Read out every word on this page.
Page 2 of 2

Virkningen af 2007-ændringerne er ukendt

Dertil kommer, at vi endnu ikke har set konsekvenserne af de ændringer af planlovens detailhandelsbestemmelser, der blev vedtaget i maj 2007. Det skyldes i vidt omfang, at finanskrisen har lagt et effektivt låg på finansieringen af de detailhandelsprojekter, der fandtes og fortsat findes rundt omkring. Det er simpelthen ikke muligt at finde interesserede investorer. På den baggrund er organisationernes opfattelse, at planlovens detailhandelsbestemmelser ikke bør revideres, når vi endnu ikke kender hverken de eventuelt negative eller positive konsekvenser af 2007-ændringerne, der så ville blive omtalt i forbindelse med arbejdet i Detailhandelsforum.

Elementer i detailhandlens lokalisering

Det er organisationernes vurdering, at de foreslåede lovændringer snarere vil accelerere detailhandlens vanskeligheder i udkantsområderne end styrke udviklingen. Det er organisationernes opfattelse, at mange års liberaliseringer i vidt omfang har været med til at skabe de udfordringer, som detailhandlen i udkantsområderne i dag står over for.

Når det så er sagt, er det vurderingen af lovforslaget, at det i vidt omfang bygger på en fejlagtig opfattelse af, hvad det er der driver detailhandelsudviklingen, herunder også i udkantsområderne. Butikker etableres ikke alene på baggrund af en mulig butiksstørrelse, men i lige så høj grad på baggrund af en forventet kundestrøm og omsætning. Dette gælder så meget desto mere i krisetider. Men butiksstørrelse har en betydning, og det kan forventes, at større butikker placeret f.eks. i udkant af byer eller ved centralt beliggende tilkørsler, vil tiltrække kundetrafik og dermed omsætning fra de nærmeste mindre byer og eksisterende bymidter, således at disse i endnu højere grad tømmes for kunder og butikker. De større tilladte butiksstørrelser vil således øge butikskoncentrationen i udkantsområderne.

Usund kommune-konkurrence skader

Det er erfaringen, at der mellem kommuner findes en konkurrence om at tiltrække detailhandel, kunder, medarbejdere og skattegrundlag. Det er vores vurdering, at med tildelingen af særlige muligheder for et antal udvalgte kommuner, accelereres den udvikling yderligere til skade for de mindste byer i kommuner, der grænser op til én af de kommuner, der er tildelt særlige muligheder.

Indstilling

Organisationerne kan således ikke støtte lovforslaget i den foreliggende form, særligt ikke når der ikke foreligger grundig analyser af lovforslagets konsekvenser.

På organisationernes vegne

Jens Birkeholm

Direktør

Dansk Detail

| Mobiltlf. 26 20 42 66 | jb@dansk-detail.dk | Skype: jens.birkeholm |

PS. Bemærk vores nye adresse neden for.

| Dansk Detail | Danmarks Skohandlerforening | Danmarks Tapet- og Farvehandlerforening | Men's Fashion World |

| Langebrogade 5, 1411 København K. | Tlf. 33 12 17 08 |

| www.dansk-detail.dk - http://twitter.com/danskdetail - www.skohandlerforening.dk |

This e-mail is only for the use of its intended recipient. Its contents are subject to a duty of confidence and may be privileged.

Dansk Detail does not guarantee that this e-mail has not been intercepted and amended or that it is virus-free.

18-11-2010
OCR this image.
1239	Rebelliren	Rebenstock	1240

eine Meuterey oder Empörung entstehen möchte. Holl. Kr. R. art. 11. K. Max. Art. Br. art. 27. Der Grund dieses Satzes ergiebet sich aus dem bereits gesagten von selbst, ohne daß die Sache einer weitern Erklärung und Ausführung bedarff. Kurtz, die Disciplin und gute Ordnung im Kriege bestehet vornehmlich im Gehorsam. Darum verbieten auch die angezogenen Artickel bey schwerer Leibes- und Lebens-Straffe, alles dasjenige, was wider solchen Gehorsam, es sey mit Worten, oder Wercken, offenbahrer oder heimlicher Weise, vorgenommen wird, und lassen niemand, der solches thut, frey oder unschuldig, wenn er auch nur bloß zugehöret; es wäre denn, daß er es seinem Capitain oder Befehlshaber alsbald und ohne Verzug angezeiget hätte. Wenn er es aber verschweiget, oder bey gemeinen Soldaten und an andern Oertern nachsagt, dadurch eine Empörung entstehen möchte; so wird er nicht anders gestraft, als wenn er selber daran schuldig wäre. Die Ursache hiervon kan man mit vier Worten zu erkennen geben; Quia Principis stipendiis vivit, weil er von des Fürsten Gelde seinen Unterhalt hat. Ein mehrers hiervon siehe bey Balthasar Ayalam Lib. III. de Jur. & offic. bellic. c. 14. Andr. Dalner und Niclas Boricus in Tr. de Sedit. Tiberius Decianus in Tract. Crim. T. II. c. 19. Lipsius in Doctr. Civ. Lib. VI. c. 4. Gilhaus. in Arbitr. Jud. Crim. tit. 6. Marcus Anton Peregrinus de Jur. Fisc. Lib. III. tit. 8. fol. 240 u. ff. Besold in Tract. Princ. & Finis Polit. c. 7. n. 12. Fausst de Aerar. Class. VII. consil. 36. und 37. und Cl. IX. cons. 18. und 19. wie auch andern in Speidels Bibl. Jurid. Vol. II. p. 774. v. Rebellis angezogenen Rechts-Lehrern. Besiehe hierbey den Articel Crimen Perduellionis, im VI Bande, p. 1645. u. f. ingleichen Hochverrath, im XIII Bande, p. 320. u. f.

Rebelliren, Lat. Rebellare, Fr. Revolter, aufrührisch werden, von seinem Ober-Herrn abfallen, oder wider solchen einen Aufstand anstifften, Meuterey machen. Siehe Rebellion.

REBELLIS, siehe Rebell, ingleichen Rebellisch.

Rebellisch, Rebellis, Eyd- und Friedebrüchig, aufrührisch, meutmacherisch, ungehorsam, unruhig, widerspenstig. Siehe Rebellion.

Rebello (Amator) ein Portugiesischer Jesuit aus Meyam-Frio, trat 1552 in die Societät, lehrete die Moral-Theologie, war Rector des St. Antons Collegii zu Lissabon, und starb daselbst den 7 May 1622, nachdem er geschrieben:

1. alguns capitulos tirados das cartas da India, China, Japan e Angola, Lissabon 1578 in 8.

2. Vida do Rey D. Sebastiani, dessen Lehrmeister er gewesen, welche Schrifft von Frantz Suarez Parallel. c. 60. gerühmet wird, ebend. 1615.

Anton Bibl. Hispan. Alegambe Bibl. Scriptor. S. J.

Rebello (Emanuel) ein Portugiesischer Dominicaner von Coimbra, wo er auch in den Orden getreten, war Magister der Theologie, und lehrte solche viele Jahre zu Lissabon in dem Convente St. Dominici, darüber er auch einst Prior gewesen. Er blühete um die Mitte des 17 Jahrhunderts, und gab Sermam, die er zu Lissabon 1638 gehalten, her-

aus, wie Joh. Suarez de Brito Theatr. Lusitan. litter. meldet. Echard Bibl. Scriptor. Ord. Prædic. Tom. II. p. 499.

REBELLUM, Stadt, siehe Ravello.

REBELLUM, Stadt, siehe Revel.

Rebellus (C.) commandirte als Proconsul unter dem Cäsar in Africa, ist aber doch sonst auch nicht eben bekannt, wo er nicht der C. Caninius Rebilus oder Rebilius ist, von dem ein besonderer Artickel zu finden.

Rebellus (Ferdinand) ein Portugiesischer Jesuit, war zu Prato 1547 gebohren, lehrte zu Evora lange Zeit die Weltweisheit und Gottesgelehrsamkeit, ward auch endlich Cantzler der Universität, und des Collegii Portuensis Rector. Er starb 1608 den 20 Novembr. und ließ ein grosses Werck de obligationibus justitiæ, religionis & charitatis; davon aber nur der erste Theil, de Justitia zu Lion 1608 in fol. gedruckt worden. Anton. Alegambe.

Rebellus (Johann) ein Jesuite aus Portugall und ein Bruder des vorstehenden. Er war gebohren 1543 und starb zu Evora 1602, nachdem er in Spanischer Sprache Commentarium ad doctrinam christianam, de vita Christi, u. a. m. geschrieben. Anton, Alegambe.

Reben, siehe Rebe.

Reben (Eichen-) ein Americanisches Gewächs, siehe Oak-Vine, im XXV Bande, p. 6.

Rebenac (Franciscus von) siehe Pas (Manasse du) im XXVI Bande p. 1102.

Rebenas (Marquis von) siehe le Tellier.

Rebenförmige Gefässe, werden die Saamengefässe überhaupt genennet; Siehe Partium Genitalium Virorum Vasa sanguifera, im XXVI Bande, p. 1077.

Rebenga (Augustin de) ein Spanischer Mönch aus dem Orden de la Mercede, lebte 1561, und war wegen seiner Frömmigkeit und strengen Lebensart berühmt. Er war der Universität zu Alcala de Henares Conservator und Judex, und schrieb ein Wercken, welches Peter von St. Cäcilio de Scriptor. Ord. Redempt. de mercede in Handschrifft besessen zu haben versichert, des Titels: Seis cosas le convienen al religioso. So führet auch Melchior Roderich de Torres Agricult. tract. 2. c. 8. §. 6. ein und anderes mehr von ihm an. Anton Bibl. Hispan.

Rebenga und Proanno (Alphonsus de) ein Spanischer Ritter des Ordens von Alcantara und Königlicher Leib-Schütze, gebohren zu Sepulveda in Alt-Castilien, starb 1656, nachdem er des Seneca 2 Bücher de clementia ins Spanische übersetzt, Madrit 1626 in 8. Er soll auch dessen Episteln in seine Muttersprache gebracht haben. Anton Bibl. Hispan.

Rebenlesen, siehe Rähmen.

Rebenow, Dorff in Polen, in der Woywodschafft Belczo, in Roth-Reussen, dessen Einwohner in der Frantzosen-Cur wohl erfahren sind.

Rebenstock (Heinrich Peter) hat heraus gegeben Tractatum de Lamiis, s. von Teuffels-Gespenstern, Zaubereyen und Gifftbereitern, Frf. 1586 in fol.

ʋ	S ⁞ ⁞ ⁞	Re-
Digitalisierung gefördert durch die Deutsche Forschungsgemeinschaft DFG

-----

In the listing above, find each line with the word "konkurrence" and return it.

Your solution:
Usund kommune-konkurrence skader
Det er erfaringen, at der mellem kommuner findes en konkurrence om at tiltrække detailhandel, kunder, medarbejdere og skattegrundlag. Det er vores vurdering, at med tildelingen af særlige muligheder for et antal udvalgte kommuner, accelereres den udvikling yderligere til skade for de mindste byer i kommuner, der grænser op til én af de kommuner, der er tildelt særlige muligheder.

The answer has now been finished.